-- Given request --
In the data below, find every line with the string "Mittelschiff" and pull it out.
:: Records supplied ::
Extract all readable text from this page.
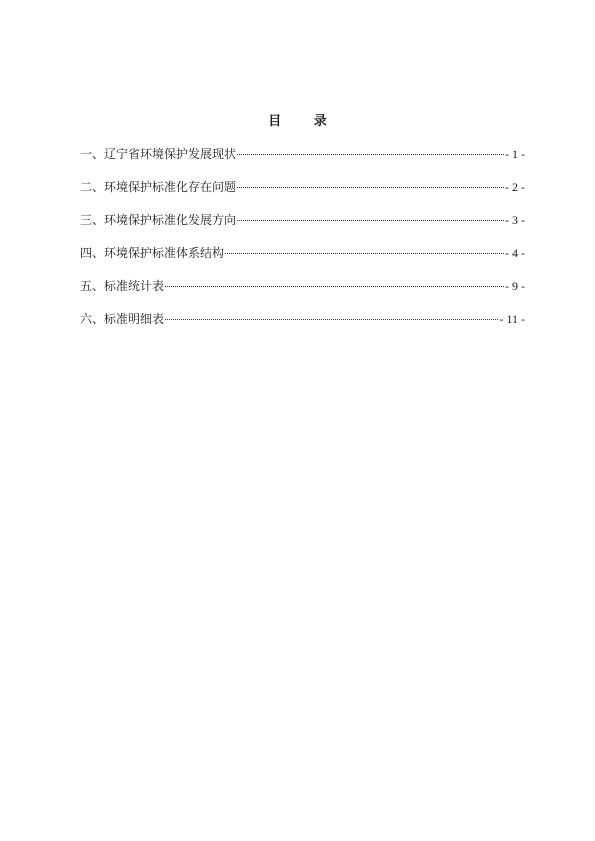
目 录
一、辽宁省环境保护发展现状	- 1 -
二、环境保护标准化存在问题	- 2 -
三、环境保护标准化发展方向	- 3 -
四、环境保护标准体系结构	- 4 -
五、标准统计表	- 9 -
六、标准明细表	- 11 -
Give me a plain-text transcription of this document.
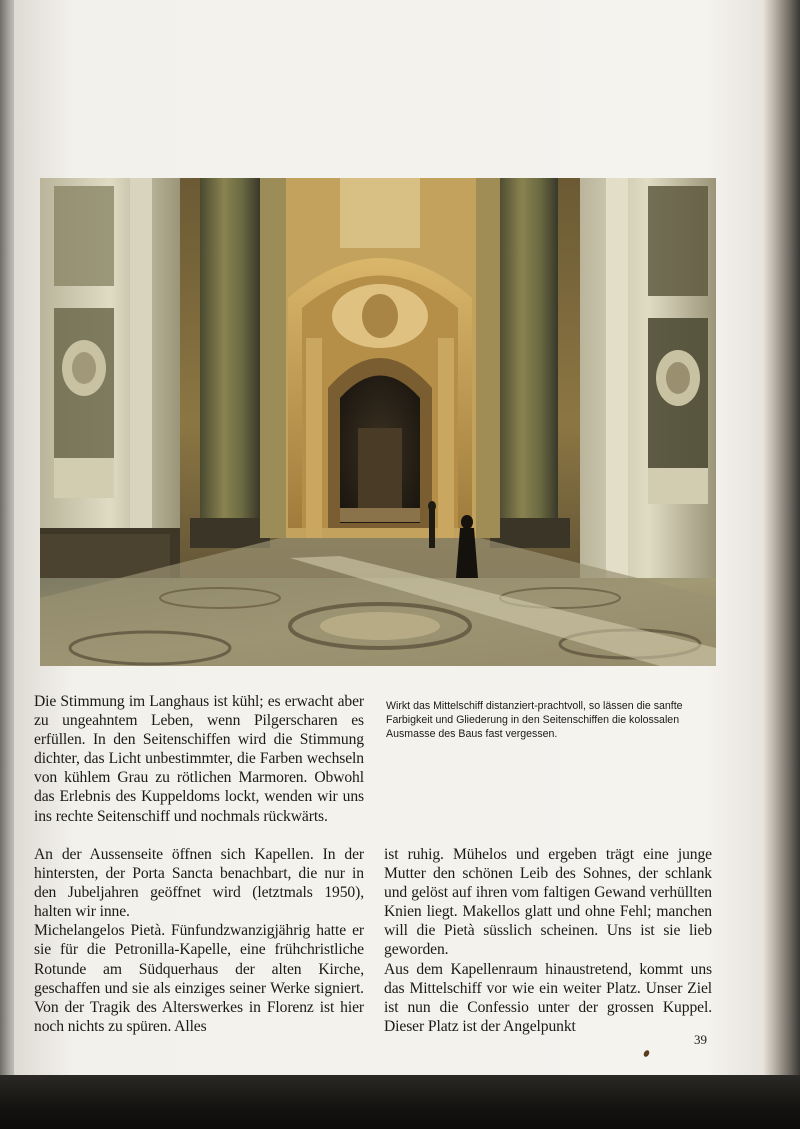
Die Stimmung im Langhaus ist kühl; es erwacht aber zu ungeahntem Leben, wenn Pilgerscharen es erfüllen. In den Seitenschiffen wird die Stimmung dichter, das Licht unbestimmter, die Farben wechseln von kühlem Grau zu rötlichen Marmoren. Obwohl das Erlebnis des Kuppeldoms lockt, wenden wir uns ins rechte Seitenschiff und nochmals rückwärts.

Wirkt das Mittelschiff distanziert-prachtvoll, so lässen die sanfte Farbigkeit und Gliederung in den Seitenschiffen die kolossalen Ausmasse des Baus fast vergessen.

An der Aussenseite öffnen sich Kapellen. In der hintersten, der Porta Sancta benachbart, die nur in den Jubeljahren geöffnet wird (letztmals 1950), halten wir inne.

Michelangelos Pietà. Fünfundzwanzigjährig hatte er sie für die Petronilla-Kapelle, eine frühchristliche Rotunde am Südquerhaus der alten Kirche, geschaffen und sie als einziges seiner Werke signiert. Von der Tragik des Alterswerkes in Florenz ist hier noch nichts zu spüren. Alles

ist ruhig. Mühelos und ergeben trägt eine junge Mutter den schönen Leib des Sohnes, der schlank und gelöst auf ihren vom faltigen Gewand verhüllten Knien liegt. Makellos glatt und ohne Fehl; manchen will die Pietà süsslich scheinen. Uns ist sie lieb geworden.

Aus dem Kapellenraum hinaustretend, kommt uns das Mittelschiff vor wie ein weiter Platz. Unser Ziel ist nun die Confessio unter der grossen Kuppel. Dieser Platz ist der Angelpunkt

39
:::
-- Full solution --
Wirkt das Mittelschiff distanziert-prachtvoll, so lässen die sanfte Farbigkeit und Gliederung in den Seitenschiffen die kolossalen Ausmasse des Baus fast vergessen.
Aus dem Kapellenraum hinaustretend, kommt uns das Mittelschiff vor wie ein weiter Platz. Unser Ziel ist nun die Confessio unter der grossen Kuppel. Dieser Platz ist der Angelpunkt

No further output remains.